Records from a data source:
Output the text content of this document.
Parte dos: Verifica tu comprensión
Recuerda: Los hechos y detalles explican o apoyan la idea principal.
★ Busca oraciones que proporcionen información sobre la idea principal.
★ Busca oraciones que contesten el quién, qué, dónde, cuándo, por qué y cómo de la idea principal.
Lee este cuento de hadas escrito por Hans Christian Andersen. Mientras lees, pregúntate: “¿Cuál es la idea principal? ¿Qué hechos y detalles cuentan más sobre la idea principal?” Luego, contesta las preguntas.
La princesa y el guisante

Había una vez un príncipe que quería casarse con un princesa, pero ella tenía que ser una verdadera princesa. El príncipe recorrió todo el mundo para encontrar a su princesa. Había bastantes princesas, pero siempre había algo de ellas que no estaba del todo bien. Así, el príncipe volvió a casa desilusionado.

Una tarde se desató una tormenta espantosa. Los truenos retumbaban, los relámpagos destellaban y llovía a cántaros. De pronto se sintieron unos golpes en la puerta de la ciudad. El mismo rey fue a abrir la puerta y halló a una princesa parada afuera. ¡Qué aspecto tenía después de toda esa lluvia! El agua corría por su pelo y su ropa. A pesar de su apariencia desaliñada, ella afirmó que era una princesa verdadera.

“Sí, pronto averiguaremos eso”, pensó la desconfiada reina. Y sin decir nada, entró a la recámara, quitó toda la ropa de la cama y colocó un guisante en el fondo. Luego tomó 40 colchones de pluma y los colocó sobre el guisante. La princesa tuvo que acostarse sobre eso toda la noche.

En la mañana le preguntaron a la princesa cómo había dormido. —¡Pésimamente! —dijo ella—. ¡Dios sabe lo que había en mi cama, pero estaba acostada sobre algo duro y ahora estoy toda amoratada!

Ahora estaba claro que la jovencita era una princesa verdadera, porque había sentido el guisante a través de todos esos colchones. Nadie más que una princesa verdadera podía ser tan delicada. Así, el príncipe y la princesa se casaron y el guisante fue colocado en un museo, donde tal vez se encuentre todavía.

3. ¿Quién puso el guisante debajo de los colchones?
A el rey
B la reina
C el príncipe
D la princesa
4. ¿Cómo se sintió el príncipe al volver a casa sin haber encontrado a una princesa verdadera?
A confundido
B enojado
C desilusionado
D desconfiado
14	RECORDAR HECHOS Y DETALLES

◆ Directions for this task: Write out the records shown above, exactly as they appear.

◆ Response to this task:
Output the text content of this document.
Parte dos: Verifica tu comprensión
Recuerda: Los hechos y detalles explican o apoyan la idea principal.
★ Busca oraciones que proporcionen información sobre la idea principal.
★ Busca oraciones que contesten el quién, qué, dónde, cuándo, por qué y cómo de la idea principal.
Lee este cuento de hadas escrito por Hans Christian Andersen. Mientras lees, pregúntate: “¿Cuál es la idea principal? ¿Qué hechos y detalles cuentan más sobre la idea principal?” Luego, contesta las preguntas.
La princesa y el guisante

Había una vez un príncipe que quería casarse con un princesa, pero ella tenía que ser una verdadera princesa. El príncipe recorrió todo el mundo para encontrar a su princesa. Había bastantes princesas, pero siempre había algo de ellas que no estaba del todo bien. Así, el príncipe volvió a casa desilusionado.

Una tarde se desató una tormenta espantosa. Los truenos retumbaban, los relámpagos destellaban y llovía a cántaros. De pronto se sintieron unos golpes en la puerta de la ciudad. El mismo rey fue a abrir la puerta y halló a una princesa parada afuera. ¡Qué aspecto tenía después de toda esa lluvia! El agua corría por su pelo y su ropa. A pesar de su apariencia desaliñada, ella afirmó que era una princesa verdadera.

“Sí, pronto averiguaremos eso”, pensó la desconfiada reina. Y sin decir nada, entró a la recámara, quitó toda la ropa de la cama y colocó un guisante en el fondo. Luego tomó 40 colchones de pluma y los colocó sobre el guisante. La princesa tuvo que acostarse sobre eso toda la noche.

En la mañana le preguntaron a la princesa cómo había dormido. —¡Pésimamente! —dijo ella—. ¡Dios sabe lo que había en mi cama, pero estaba acostada sobre algo duro y ahora estoy toda amoratada!

Ahora estaba claro que la jovencita era una princesa verdadera, porque había sentido el guisante a través de todos esos colchones. Nadie más que una princesa verdadera podía ser tan delicada. Así, el príncipe y la princesa se casaron y el guisante fue colocado en un museo, donde tal vez se encuentre todavía.

3. ¿Quién puso el guisante debajo de los colchones?
A el rey
B la reina
C el príncipe
D la princesa
4. ¿Cómo se sintió el príncipe al volver a casa sin haber encontrado a una princesa verdadera?
A confundido
B enojado
C desilusionado
D desconfiado
14	RECORDAR HECHOS Y DETALLES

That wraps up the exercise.